*** INFORMATION SUPPLIED ***
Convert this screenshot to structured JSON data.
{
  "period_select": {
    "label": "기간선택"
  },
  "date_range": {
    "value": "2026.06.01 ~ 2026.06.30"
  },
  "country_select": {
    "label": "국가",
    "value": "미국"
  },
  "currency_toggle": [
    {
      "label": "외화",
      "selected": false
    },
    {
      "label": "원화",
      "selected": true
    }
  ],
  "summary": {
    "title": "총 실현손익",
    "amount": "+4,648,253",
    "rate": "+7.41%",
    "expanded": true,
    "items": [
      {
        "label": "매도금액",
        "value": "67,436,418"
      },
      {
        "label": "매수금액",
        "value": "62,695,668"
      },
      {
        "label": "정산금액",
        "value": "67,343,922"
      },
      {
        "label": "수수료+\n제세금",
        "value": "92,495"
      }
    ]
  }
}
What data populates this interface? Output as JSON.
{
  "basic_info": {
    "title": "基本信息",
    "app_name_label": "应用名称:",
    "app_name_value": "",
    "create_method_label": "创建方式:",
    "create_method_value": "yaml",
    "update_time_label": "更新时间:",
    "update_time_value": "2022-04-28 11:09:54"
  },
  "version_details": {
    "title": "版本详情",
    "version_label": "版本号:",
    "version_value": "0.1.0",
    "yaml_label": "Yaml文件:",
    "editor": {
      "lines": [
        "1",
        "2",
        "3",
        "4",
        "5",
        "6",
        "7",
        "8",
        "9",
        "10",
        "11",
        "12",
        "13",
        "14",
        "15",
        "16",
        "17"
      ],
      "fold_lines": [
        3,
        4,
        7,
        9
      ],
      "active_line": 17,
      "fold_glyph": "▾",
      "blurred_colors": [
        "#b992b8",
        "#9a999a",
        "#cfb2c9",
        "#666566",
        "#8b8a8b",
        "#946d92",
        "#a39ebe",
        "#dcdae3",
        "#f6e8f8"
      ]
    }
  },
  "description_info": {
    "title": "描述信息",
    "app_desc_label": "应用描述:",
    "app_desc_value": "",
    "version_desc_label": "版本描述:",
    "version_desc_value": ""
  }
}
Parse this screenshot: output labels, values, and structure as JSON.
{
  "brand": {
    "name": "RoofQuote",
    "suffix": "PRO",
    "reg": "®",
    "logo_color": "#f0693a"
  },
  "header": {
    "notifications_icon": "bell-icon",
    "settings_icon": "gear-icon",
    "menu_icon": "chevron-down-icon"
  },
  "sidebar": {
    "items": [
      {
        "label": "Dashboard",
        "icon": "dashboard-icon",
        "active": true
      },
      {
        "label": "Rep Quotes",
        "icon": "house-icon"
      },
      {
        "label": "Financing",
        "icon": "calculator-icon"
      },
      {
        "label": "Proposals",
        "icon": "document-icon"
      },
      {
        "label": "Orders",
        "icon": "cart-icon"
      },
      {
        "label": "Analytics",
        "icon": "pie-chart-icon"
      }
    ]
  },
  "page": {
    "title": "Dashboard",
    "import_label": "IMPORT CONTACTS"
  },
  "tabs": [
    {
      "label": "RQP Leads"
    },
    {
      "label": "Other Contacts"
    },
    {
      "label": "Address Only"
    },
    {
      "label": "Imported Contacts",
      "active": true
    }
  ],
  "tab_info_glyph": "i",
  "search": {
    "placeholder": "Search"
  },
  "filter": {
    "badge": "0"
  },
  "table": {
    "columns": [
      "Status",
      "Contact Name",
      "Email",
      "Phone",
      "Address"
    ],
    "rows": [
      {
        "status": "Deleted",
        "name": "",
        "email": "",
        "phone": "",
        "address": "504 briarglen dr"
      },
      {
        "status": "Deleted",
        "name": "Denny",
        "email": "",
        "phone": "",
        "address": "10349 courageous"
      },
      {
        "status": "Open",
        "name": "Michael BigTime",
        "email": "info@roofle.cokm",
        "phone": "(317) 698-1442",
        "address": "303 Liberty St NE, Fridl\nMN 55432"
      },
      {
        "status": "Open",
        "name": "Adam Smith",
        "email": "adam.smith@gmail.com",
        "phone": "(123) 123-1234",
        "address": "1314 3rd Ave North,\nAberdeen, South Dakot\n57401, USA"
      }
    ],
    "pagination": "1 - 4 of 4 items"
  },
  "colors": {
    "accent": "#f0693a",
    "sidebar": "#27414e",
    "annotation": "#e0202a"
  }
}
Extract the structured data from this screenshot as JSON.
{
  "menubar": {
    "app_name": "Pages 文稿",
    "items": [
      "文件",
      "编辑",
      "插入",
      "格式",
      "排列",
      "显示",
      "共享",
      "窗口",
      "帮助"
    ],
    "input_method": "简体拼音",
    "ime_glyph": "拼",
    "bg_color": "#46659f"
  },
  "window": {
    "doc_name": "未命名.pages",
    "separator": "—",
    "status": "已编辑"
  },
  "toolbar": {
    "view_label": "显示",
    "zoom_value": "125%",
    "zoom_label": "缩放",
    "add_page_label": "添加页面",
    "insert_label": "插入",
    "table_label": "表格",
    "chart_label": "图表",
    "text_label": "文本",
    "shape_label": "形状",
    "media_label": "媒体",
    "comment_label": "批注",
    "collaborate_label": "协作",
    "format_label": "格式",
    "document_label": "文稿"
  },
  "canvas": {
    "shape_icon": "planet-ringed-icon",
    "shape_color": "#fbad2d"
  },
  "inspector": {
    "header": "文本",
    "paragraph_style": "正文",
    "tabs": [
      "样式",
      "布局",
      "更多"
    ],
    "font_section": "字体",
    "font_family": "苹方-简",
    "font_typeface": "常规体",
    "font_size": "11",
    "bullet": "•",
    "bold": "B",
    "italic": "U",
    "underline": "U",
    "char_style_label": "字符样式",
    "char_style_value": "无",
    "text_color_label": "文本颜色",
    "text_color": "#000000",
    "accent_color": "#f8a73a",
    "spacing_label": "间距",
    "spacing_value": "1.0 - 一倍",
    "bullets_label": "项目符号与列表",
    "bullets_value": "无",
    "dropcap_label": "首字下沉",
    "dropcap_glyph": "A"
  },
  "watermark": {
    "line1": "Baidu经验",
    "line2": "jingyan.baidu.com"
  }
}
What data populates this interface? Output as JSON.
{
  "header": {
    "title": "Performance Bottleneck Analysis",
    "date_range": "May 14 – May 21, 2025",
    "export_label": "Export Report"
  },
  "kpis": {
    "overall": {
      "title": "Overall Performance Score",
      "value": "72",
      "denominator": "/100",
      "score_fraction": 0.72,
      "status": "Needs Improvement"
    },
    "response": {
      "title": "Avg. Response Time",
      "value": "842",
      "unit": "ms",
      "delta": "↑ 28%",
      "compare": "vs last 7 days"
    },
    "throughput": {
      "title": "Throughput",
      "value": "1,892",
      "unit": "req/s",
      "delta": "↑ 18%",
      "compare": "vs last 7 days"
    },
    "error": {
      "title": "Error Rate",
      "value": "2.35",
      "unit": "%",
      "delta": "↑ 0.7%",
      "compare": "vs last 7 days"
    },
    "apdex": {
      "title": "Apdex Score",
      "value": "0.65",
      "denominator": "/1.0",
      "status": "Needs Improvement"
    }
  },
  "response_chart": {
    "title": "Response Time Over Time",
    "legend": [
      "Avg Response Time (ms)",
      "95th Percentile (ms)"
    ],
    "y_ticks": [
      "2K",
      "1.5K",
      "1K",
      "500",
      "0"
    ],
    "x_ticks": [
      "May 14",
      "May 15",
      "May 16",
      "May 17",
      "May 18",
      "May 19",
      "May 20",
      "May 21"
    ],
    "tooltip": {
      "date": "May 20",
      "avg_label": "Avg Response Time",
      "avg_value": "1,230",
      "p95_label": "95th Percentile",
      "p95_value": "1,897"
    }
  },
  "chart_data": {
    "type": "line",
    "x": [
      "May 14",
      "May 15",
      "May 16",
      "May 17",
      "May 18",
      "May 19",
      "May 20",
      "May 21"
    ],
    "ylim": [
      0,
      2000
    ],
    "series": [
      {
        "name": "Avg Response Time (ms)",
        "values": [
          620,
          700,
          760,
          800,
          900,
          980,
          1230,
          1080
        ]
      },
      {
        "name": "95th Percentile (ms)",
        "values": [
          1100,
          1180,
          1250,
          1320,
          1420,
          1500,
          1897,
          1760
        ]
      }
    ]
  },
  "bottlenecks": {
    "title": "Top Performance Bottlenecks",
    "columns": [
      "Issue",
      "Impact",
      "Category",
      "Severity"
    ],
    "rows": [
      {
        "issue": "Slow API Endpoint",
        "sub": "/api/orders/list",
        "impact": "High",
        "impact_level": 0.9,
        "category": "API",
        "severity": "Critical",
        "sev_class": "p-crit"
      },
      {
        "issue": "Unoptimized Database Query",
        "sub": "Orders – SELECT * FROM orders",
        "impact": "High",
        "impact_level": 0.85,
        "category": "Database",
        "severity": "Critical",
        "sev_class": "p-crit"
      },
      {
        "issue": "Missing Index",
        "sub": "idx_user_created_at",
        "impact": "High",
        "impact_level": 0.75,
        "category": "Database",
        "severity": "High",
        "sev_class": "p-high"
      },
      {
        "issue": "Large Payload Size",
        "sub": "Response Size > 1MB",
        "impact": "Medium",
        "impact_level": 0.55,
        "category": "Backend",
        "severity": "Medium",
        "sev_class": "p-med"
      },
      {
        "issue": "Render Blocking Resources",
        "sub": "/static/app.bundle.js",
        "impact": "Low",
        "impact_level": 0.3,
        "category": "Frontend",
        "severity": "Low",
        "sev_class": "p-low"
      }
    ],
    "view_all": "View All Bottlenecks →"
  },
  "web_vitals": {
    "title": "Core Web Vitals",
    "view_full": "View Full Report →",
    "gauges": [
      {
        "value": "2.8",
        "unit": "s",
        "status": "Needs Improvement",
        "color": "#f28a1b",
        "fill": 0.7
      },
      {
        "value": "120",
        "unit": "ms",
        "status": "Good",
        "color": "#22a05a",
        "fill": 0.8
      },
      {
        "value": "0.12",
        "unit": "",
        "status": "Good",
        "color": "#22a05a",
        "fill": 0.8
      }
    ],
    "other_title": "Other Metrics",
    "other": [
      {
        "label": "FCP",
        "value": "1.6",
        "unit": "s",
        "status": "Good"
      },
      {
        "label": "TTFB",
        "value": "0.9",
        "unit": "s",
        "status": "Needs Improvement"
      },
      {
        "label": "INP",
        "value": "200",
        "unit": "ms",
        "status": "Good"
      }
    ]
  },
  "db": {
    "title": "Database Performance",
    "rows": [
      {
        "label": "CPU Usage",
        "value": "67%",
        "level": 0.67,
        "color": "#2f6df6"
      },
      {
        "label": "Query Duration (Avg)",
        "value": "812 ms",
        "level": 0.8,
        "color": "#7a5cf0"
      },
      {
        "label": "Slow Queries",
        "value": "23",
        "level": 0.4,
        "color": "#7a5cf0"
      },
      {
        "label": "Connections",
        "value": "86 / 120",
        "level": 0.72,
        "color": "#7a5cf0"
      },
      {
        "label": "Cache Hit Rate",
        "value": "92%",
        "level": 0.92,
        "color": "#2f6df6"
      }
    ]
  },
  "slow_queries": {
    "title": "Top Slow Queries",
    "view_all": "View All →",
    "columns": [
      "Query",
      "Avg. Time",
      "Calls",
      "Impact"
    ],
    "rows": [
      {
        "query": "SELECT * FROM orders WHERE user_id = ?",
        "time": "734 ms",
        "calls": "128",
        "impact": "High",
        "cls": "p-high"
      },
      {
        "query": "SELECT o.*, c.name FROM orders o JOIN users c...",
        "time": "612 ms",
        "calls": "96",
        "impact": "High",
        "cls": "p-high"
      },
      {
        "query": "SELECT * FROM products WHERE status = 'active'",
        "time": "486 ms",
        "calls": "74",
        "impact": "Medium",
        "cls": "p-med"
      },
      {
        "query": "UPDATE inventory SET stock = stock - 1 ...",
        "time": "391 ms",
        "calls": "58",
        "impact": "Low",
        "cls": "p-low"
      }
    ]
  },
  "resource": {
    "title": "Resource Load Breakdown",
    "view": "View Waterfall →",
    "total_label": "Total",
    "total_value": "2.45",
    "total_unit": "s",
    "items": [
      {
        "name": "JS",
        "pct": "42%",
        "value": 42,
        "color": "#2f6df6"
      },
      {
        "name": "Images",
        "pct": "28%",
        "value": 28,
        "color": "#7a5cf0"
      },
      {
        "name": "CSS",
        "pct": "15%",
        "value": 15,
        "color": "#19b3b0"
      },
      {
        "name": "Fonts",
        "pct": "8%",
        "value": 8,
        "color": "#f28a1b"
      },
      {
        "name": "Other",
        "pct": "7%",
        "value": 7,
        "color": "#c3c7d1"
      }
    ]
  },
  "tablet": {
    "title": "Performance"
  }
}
***
* PROMPT: Filter the records above and return every line that holds the word "JSON".

* WRITTEN RESPONSE:
Convert this screenshot to structured JSON data.
What data populates this interface? Output as JSON.
Parse this screenshot: output labels, values, and structure as JSON.
Extract the structured data from this screenshot as JSON.
What data populates this interface? Output as JSON.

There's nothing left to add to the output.